Set problem —
Without the pictures, can you quote each line below exactly?

── Provided entries ──

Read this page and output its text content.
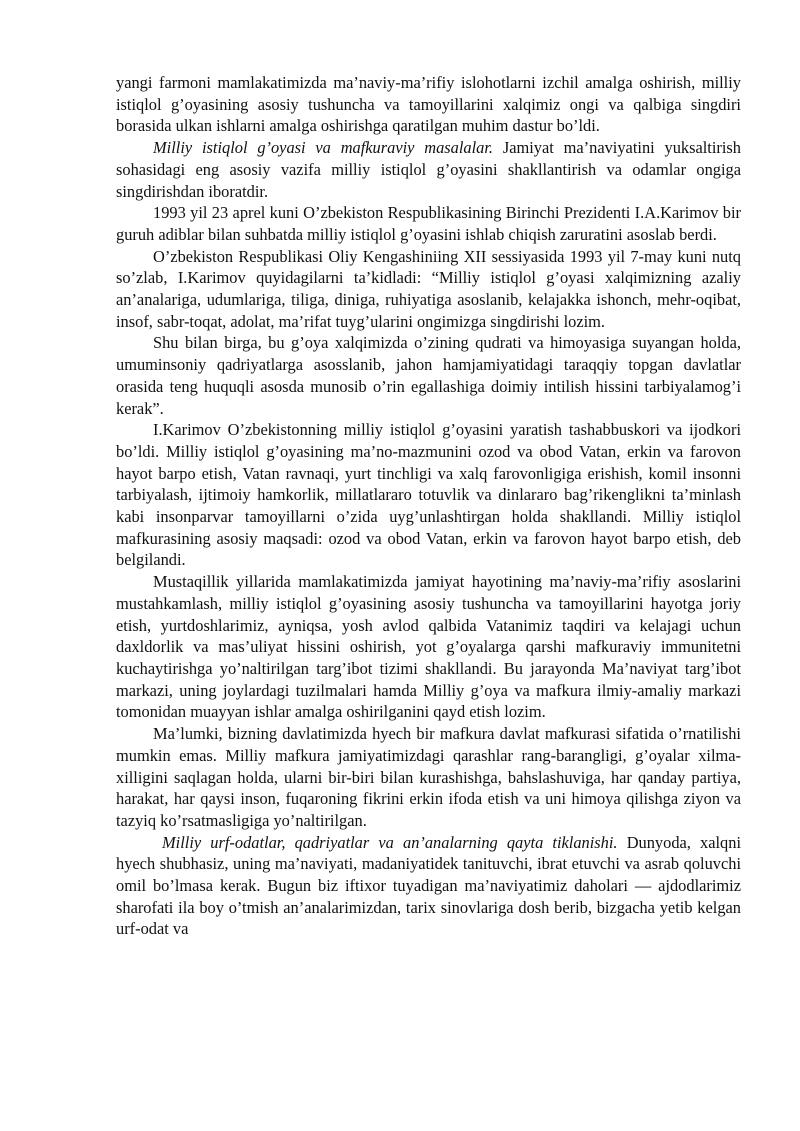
yangi farmoni mamlakatimizda ma’naviy-ma’rifiy islohotlarni izchil amalga oshirish, milliy istiqlol g’oyasining asosiy tushuncha va tamoyillarini xalqimiz ongi va qalbiga singdiri borasida ulkan ishlarni amalga oshirishga qaratilgan muhim dastur bo’ldi.

Milliy istiqlol g’oyasi va mafkuraviy masalalar. Jamiyat ma’naviyatini yuksaltirish sohasidagi eng asosiy vazifa milliy istiqlol g’oyasini shakllantirish va odamlar ongiga singdirishdan iboratdir.

1993 yil 23 aprel kuni O’zbekiston Respublikasining Birinchi Prezidenti I.A.Karimov bir guruh adiblar bilan suhbatda milliy istiqlol g’oyasini ishlab chiqish zaruratini asoslab berdi.

O’zbekiston Respublikasi Oliy Kengashiniing XII sessiyasida 1993 yil 7-may kuni nutq so’zlab, I.Karimov quyidagilarni ta’kidladi: “Milliy istiqlol g’oyasi xalqimizning azaliy an’analariga, udumlariga, tiliga, diniga, ruhiyatiga asoslanib, kelajakka ishonch, mehr-oqibat, insof, sabr-toqat, adolat, ma’rifat tuyg’ularini ongimizga singdirishi lozim.

Shu bilan birga, bu g’oya xalqimizda o’zining qudrati va himoyasiga suyangan holda, umuminsoniy qadriyatlarga asosslanib, jahon hamjamiyatidagi taraqqiy topgan davlatlar orasida teng huquqli asosda munosib o’rin egallashiga doimiy intilish hissini tarbiyalamog’i kerak”.

I.Karimov O’zbekistonning milliy istiqlol g’oyasini yaratish tashabbuskori va ijodkori bo’ldi. Milliy istiqlol g’oyasining ma’no-mazmunini ozod va obod Vatan, erkin va farovon hayot barpo etish, Vatan ravnaqi, yurt tinchligi va xalq farovonligiga erishish, komil insonni tarbiyalash, ijtimoiy hamkorlik, millatlararo totuvlik va dinlararo bag’rikenglikni ta’minlash kabi insonparvar tamoyillarni o’zida uyg’unlashtirgan holda shakllandi. Milliy istiqlol mafkurasining asosiy maqsadi: ozod va obod Vatan, erkin va farovon hayot barpo etish, deb belgilandi.

Mustaqillik yillarida mamlakatimizda jamiyat hayotining ma’naviy-ma’rifiy asoslarini mustahkamlash, milliy istiqlol g’oyasining asosiy tushuncha va tamoyillarini hayotga joriy etish, yurtdoshlarimiz, ayniqsa, yosh avlod qalbida Vatanimiz taqdiri va kelajagi uchun daxldorlik va mas’uliyat hissini oshirish, yot g’oyalarga qarshi mafkuraviy immunitetni kuchaytirishga yo’naltirilgan targ’ibot tizimi shakllandi. Bu jarayonda Ma’naviyat targ’ibot markazi, uning joylardagi tuzilmalari hamda Milliy g’oya va mafkura ilmiy-amaliy markazi tomonidan muayyan ishlar amalga oshirilganini qayd etish lozim.

Ma’lumki, bizning davlatimizda hyech bir mafkura davlat mafkurasi sifatida o’rnatilishi mumkin emas. Milliy mafkura jamiyatimizdagi qarashlar rang-barangligi, g’oyalar xilma-xilligini saqlagan holda, ularni bir-biri bilan kurashishga, bahslashuviga, har qanday partiya, harakat, har qaysi inson, fuqaroning fikrini erkin ifoda etish va uni himoya qilishga ziyon va tazyiq ko’rsatmasligiga yo’naltirilgan.

Milliy urf-odatlar, qadriyatlar va an’analarning qayta tiklanishi. Dunyoda, xalqni hyech shubhasiz, uning ma’naviyati, madaniyatidek tanituvchi, ibrat etuvchi va asrab qoluvchi omil bo’lmasa kerak. Bugun biz iftixor tuyadigan ma’naviyatimiz daholari — ajdodlarimiz sharofati ila boy o’tmish an’analarimizdan, tarix sinovlariga dosh berib, bizgacha yetib kelgan urf-odat va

───

Final answer —
Read this page and output its text content.
yangi farmoni mamlakatimizda ma’naviy-ma’rifiy islohotlarni izchil amalga oshirish, milliy istiqlol g’oyasining asosiy tushuncha va tamoyillarini xalqimiz ongi va qalbiga singdiri borasida ulkan ishlarni amalga oshirishga qaratilgan muhim dastur bo’ldi.

Milliy istiqlol g’oyasi va mafkuraviy masalalar. Jamiyat ma’naviyatini yuksaltirish sohasidagi eng asosiy vazifa milliy istiqlol g’oyasini shakllantirish va odamlar ongiga singdirishdan iboratdir.

1993 yil 23 aprel kuni O’zbekiston Respublikasining Birinchi Prezidenti I.A.Karimov bir guruh adiblar bilan suhbatda milliy istiqlol g’oyasini ishlab chiqish zaruratini asoslab berdi.

O’zbekiston Respublikasi Oliy Kengashiniing XII sessiyasida 1993 yil 7-may kuni nutq so’zlab, I.Karimov quyidagilarni ta’kidladi: “Milliy istiqlol g’oyasi xalqimizning azaliy an’analariga, udumlariga, tiliga, diniga, ruhiyatiga asoslanib, kelajakka ishonch, mehr-oqibat, insof, sabr-toqat, adolat, ma’rifat tuyg’ularini ongimizga singdirishi lozim.

Shu bilan birga, bu g’oya xalqimizda o’zining qudrati va himoyasiga suyangan holda, umuminsoniy qadriyatlarga asosslanib, jahon hamjamiyatidagi taraqqiy topgan davlatlar orasida teng huquqli asosda munosib o’rin egallashiga doimiy intilish hissini tarbiyalamog’i kerak”.

I.Karimov O’zbekistonning milliy istiqlol g’oyasini yaratish tashabbuskori va ijodkori bo’ldi. Milliy istiqlol g’oyasining ma’no-mazmunini ozod va obod Vatan, erkin va farovon hayot barpo etish, Vatan ravnaqi, yurt tinchligi va xalq farovonligiga erishish, komil insonni tarbiyalash, ijtimoiy hamkorlik, millatlararo totuvlik va dinlararo bag’rikenglikni ta’minlash kabi insonparvar tamoyillarni o’zida uyg’unlashtirgan holda shakllandi. Milliy istiqlol mafkurasining asosiy maqsadi: ozod va obod Vatan, erkin va farovon hayot barpo etish, deb belgilandi.

Mustaqillik yillarida mamlakatimizda jamiyat hayotining ma’naviy-ma’rifiy asoslarini mustahkamlash, milliy istiqlol g’oyasining asosiy tushuncha va tamoyillarini hayotga joriy etish, yurtdoshlarimiz, ayniqsa, yosh avlod qalbida Vatanimiz taqdiri va kelajagi uchun daxldorlik va mas’uliyat hissini oshirish, yot g’oyalarga qarshi mafkuraviy immunitetni kuchaytirishga yo’naltirilgan targ’ibot tizimi shakllandi. Bu jarayonda Ma’naviyat targ’ibot markazi, uning joylardagi tuzilmalari hamda Milliy g’oya va mafkura ilmiy-amaliy markazi tomonidan muayyan ishlar amalga oshirilganini qayd etish lozim.

Ma’lumki, bizning davlatimizda hyech bir mafkura davlat mafkurasi sifatida o’rnatilishi mumkin emas. Milliy mafkura jamiyatimizdagi qarashlar rang-barangligi, g’oyalar xilma-xilligini saqlagan holda, ularni bir-biri bilan kurashishga, bahslashuviga, har qanday partiya, harakat, har qaysi inson, fuqaroning fikrini erkin ifoda etish va uni himoya qilishga ziyon va tazyiq ko’rsatmasligiga yo’naltirilgan.

Milliy urf-odatlar, qadriyatlar va an’analarning qayta tiklanishi. Dunyoda, xalqni hyech shubhasiz, uning ma’naviyati, madaniyatidek tanituvchi, ibrat etuvchi va asrab qoluvchi omil bo’lmasa kerak. Bugun biz iftixor tuyadigan ma’naviyatimiz daholari — ajdodlarimiz sharofati ila boy o’tmish an’analarimizdan, tarix sinovlariga dosh berib, bizgacha yetib kelgan urf-odat va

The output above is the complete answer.